*Supplied records:*
[BEGIN]
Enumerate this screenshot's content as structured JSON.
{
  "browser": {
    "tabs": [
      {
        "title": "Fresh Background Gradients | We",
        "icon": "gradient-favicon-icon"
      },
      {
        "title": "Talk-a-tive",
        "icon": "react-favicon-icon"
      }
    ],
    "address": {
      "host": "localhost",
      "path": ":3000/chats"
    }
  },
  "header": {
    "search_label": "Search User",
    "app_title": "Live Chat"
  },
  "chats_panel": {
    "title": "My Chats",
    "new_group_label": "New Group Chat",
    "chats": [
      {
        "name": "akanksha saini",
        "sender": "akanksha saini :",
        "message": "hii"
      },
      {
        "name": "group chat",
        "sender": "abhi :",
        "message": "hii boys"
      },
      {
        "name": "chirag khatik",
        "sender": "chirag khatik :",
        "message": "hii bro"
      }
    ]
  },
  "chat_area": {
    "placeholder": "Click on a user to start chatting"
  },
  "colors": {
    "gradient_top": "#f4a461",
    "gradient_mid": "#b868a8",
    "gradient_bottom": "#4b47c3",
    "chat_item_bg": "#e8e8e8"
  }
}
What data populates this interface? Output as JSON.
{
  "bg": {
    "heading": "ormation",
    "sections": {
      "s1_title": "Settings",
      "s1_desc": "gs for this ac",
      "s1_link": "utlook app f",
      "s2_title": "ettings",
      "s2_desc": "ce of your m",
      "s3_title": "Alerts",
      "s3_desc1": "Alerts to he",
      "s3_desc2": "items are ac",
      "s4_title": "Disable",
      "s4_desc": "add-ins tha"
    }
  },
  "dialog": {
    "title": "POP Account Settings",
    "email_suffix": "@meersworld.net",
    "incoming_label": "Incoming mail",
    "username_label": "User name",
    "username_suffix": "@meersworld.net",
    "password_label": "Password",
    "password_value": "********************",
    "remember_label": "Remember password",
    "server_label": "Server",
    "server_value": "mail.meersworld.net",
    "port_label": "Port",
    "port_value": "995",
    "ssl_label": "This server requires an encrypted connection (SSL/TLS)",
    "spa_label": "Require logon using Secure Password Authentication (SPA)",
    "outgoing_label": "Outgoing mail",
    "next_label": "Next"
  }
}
[END]
*What to work on:* Extract the complete listing verbatim.

*Complete answer:*
Enumerate this screenshot's content as structured JSON.
{
  "browser": {
    "tabs": [
      {
        "title": "Fresh Background Gradients | We",
        "icon": "gradient-favicon-icon"
      },
      {
        "title": "Talk-a-tive",
        "icon": "react-favicon-icon"
      }
    ],
    "address": {
      "host": "localhost",
      "path": ":3000/chats"
    }
  },
  "header": {
    "search_label": "Search User",
    "app_title": "Live Chat"
  },
  "chats_panel": {
    "title": "My Chats",
    "new_group_label": "New Group Chat",
    "chats": [
      {
        "name": "akanksha saini",
        "sender": "akanksha saini :",
        "message": "hii"
      },
      {
        "name": "group chat",
        "sender": "abhi :",
        "message": "hii boys"
      },
      {
        "name": "chirag khatik",
        "sender": "chirag khatik :",
        "message": "hii bro"
      }
    ]
  },
  "chat_area": {
    "placeholder": "Click on a user to start chatting"
  },
  "colors": {
    "gradient_top": "#f4a461",
    "gradient_mid": "#b868a8",
    "gradient_bottom": "#4b47c3",
    "chat_item_bg": "#e8e8e8"
  }
}
What data populates this interface? Output as JSON.
{
  "bg": {
    "heading": "ormation",
    "sections": {
      "s1_title": "Settings",
      "s1_desc": "gs for this ac",
      "s1_link": "utlook app f",
      "s2_title": "ettings",
      "s2_desc": "ce of your m",
      "s3_title": "Alerts",
      "s3_desc1": "Alerts to he",
      "s3_desc2": "items are ac",
      "s4_title": "Disable",
      "s4_desc": "add-ins tha"
    }
  },
  "dialog": {
    "title": "POP Account Settings",
    "email_suffix": "@meersworld.net",
    "incoming_label": "Incoming mail",
    "username_label": "User name",
    "username_suffix": "@meersworld.net",
    "password_label": "Password",
    "password_value": "********************",
    "remember_label": "Remember password",
    "server_label": "Server",
    "server_value": "mail.meersworld.net",
    "port_label": "Port",
    "port_value": "995",
    "ssl_label": "This server requires an encrypted connection (SSL/TLS)",
    "spa_label": "Require logon using Secure Password Authentication (SPA)",
    "outgoing_label": "Outgoing mail",
    "next_label": "Next"
  }
}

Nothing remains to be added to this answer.